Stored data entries

============================================================

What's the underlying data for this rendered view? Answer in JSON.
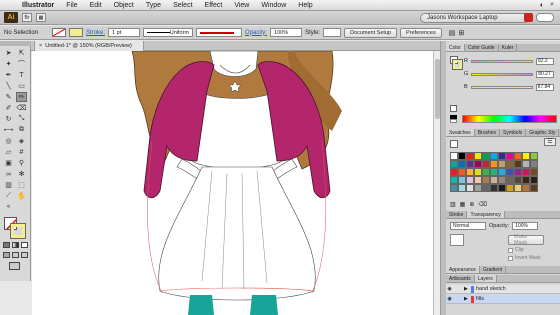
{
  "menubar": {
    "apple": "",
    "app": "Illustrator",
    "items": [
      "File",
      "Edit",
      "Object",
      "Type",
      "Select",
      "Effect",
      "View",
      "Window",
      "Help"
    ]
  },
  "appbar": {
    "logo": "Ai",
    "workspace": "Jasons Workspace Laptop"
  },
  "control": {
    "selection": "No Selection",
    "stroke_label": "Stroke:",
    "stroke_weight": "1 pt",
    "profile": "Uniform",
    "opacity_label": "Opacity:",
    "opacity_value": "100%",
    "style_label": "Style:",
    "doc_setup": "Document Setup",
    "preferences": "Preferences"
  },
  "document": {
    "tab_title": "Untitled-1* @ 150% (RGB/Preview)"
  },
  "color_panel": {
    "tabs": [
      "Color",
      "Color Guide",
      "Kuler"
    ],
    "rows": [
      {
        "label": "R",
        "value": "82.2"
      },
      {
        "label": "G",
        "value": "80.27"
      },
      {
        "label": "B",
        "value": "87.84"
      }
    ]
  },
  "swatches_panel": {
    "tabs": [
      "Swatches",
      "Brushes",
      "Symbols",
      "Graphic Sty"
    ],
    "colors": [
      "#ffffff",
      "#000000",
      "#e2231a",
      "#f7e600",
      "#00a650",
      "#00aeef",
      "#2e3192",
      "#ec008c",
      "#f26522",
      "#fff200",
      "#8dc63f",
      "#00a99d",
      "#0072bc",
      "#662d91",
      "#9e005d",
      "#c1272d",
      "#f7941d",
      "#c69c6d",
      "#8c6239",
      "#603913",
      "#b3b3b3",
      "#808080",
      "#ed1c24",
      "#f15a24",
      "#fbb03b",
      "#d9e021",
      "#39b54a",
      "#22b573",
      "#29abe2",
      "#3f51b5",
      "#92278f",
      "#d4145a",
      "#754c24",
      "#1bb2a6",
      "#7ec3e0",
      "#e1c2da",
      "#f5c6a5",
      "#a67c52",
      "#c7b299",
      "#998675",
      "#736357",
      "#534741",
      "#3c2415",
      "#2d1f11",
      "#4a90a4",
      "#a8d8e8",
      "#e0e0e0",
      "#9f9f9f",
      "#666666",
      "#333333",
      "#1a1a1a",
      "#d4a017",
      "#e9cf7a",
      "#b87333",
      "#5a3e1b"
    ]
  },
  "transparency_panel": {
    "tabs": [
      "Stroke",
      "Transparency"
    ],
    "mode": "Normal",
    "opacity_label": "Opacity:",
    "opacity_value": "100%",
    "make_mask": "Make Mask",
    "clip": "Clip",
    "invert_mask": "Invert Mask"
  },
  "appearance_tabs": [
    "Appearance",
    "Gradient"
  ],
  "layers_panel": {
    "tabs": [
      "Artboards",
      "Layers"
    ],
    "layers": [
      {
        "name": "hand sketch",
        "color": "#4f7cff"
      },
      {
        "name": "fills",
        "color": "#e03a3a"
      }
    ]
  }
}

============================================================

- [Task instructions]: Repeat the listing in full and exactly. Do not include any images.

- [Task answer]:
What's the underlying data for this rendered view? Answer in JSON.
{
  "menubar": {
    "apple": "",
    "app": "Illustrator",
    "items": [
      "File",
      "Edit",
      "Object",
      "Type",
      "Select",
      "Effect",
      "View",
      "Window",
      "Help"
    ]
  },
  "appbar": {
    "logo": "Ai",
    "workspace": "Jasons Workspace Laptop"
  },
  "control": {
    "selection": "No Selection",
    "stroke_label": "Stroke:",
    "stroke_weight": "1 pt",
    "profile": "Uniform",
    "opacity_label": "Opacity:",
    "opacity_value": "100%",
    "style_label": "Style:",
    "doc_setup": "Document Setup",
    "preferences": "Preferences"
  },
  "document": {
    "tab_title": "Untitled-1* @ 150% (RGB/Preview)"
  },
  "color_panel": {
    "tabs": [
      "Color",
      "Color Guide",
      "Kuler"
    ],
    "rows": [
      {
        "label": "R",
        "value": "82.2"
      },
      {
        "label": "G",
        "value": "80.27"
      },
      {
        "label": "B",
        "value": "87.84"
      }
    ]
  },
  "swatches_panel": {
    "tabs": [
      "Swatches",
      "Brushes",
      "Symbols",
      "Graphic Sty"
    ],
    "colors": [
      "#ffffff",
      "#000000",
      "#e2231a",
      "#f7e600",
      "#00a650",
      "#00aeef",
      "#2e3192",
      "#ec008c",
      "#f26522",
      "#fff200",
      "#8dc63f",
      "#00a99d",
      "#0072bc",
      "#662d91",
      "#9e005d",
      "#c1272d",
      "#f7941d",
      "#c69c6d",
      "#8c6239",
      "#603913",
      "#b3b3b3",
      "#808080",
      "#ed1c24",
      "#f15a24",
      "#fbb03b",
      "#d9e021",
      "#39b54a",
      "#22b573",
      "#29abe2",
      "#3f51b5",
      "#92278f",
      "#d4145a",
      "#754c24",
      "#1bb2a6",
      "#7ec3e0",
      "#e1c2da",
      "#f5c6a5",
      "#a67c52",
      "#c7b299",
      "#998675",
      "#736357",
      "#534741",
      "#3c2415",
      "#2d1f11",
      "#4a90a4",
      "#a8d8e8",
      "#e0e0e0",
      "#9f9f9f",
      "#666666",
      "#333333",
      "#1a1a1a",
      "#d4a017",
      "#e9cf7a",
      "#b87333",
      "#5a3e1b"
    ]
  },
  "transparency_panel": {
    "tabs": [
      "Stroke",
      "Transparency"
    ],
    "mode": "Normal",
    "opacity_label": "Opacity:",
    "opacity_value": "100%",
    "make_mask": "Make Mask",
    "clip": "Clip",
    "invert_mask": "Invert Mask"
  },
  "appearance_tabs": [
    "Appearance",
    "Gradient"
  ],
  "layers_panel": {
    "tabs": [
      "Artboards",
      "Layers"
    ],
    "layers": [
      {
        "name": "hand sketch",
        "color": "#4f7cff"
      },
      {
        "name": "fills",
        "color": "#e03a3a"
      }
    ]
  }
}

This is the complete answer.